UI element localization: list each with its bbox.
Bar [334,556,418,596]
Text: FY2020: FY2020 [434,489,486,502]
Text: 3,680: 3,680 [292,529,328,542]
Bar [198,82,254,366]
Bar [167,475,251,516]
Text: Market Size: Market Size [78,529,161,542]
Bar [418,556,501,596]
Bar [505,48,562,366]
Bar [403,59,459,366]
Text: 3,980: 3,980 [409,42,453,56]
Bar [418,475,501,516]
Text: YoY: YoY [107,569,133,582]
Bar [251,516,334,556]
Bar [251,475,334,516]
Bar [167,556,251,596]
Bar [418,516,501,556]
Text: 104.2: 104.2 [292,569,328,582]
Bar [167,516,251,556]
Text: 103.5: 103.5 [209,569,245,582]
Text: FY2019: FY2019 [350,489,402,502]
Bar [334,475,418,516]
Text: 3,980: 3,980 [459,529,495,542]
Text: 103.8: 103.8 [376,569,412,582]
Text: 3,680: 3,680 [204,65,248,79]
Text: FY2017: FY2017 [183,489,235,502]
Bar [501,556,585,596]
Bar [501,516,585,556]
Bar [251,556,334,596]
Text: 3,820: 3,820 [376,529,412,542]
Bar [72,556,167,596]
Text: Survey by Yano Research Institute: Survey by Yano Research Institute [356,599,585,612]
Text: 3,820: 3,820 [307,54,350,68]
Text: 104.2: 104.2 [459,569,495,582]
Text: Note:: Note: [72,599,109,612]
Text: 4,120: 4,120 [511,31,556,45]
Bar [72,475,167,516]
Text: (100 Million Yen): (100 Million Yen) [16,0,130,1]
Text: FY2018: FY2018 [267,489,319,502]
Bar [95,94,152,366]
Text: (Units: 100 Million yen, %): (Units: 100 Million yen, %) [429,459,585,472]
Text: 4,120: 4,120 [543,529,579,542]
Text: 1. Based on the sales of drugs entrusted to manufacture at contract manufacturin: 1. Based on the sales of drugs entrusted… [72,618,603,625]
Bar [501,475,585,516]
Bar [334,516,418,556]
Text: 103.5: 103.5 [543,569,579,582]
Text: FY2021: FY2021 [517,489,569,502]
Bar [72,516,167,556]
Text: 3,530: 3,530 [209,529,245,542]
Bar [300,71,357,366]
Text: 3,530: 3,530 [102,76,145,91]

··········

Instructions to follow:
Turn each line of the entries above into a JSON list of strings, with one string per line and any blank lines omitted.

Right answer:
[
  "UI element localization: list each with its bbox.",
  "Bar [334,556,418,596]",
  "Text: FY2020: FY2020 [434,489,486,502]",
  "Text: 3,680: 3,680 [292,529,328,542]",
  "Bar [198,82,254,366]",
  "Bar [167,475,251,516]",
  "Text: Market Size: Market Size [78,529,161,542]",
  "Bar [418,556,501,596]",
  "Bar [505,48,562,366]",
  "Bar [403,59,459,366]",
  "Text: 3,980: 3,980 [409,42,453,56]",
  "Bar [418,475,501,516]",
  "Text: YoY: YoY [107,569,133,582]",
  "Bar [251,516,334,556]",
  "Bar [251,475,334,516]",
  "Bar [167,556,251,596]",
  "Bar [418,516,501,556]",
  "Text: 104.2: 104.2 [292,569,328,582]",
  "Bar [167,516,251,556]",
  "Text: 103.5: 103.5 [209,569,245,582]",
  "Text: FY2019: FY2019 [350,489,402,502]",
  "Bar [334,475,418,516]",
  "Text: 3,980: 3,980 [459,529,495,542]",
  "Text: 103.8: 103.8 [376,569,412,582]",
  "Text: 3,680: 3,680 [204,65,248,79]",
  "Text: FY2017: FY2017 [183,489,235,502]",
  "Bar [501,556,585,596]",
  "Bar [501,516,585,556]",
  "Bar [251,556,334,596]",
  "Text: 3,820: 3,820 [376,529,412,542]",
  "Bar [72,556,167,596]",
  "Text: Survey by Yano Research Institute: Survey by Yano Research Institute [356,599,585,612]",
  "Text: 3,820: 3,820 [307,54,350,68]",
  "Text: 104.2: 104.2 [459,569,495,582]",
  "Text: Note:: Note: [72,599,109,612]",
  "Text: 4,120: 4,120 [511,31,556,45]",
  "Bar [72,475,167,516]",
  "Text: (100 Million Yen): (100 Million Yen) [16,0,130,1]",
  "Text: FY2018: FY2018 [267,489,319,502]",
  "Bar [95,94,152,366]",
  "Text: (Units: 100 Million yen, %): (Units: 100 Million yen, %) [429,459,585,472]",
  "Text: 4,120: 4,120 [543,529,579,542]",
  "Text: 1. Based on the sales of drugs entrusted to manufacture at contract manufacturin: 1. Based on the sales of drugs entrusted… [72,618,603,625]",
  "Bar [501,475,585,516]",
  "Bar [334,516,418,556]",
  "Text: 103.5: 103.5 [543,569,579,582]",
  "Text: FY2021: FY2021 [517,489,569,502]",
  "Bar [72,516,167,556]",
  "Text: 3,530: 3,530 [209,529,245,542]",
  "Bar [300,71,357,366]",
  "Text: 3,530: 3,530 [102,76,145,91]"
]